| YOUR GOAL |
Collect each line of the records containing the string "Free".

---------------

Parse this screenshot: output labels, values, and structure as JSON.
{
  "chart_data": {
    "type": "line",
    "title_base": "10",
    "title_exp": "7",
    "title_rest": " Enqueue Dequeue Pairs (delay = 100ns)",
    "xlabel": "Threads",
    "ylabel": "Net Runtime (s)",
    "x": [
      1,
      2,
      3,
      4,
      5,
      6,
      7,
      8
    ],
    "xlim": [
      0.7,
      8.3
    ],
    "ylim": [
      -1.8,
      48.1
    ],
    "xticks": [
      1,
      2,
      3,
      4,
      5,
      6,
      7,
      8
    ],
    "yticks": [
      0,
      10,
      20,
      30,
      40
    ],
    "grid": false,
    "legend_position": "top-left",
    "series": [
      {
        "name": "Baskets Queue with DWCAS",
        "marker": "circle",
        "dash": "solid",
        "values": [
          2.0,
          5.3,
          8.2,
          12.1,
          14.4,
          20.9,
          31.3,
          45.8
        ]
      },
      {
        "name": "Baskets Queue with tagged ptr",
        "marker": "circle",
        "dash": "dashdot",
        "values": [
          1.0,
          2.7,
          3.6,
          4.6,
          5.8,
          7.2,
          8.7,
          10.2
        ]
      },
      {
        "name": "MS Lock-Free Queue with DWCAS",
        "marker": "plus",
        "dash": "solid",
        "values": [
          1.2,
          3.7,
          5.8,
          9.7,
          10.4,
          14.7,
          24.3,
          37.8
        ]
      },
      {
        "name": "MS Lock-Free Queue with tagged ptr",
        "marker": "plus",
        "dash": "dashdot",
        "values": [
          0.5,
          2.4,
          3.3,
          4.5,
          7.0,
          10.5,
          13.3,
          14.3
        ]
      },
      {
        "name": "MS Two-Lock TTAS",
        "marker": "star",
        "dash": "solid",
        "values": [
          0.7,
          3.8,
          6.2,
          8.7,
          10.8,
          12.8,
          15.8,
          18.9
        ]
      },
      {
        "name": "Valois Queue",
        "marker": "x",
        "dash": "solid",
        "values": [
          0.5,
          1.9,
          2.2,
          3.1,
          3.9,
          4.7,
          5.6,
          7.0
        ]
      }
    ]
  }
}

---------------

| RESULT OF THE TASK |
        "name": "MS Lock-Free Queue with DWCAS",
        "name": "MS Lock-Free Queue with tagged ptr",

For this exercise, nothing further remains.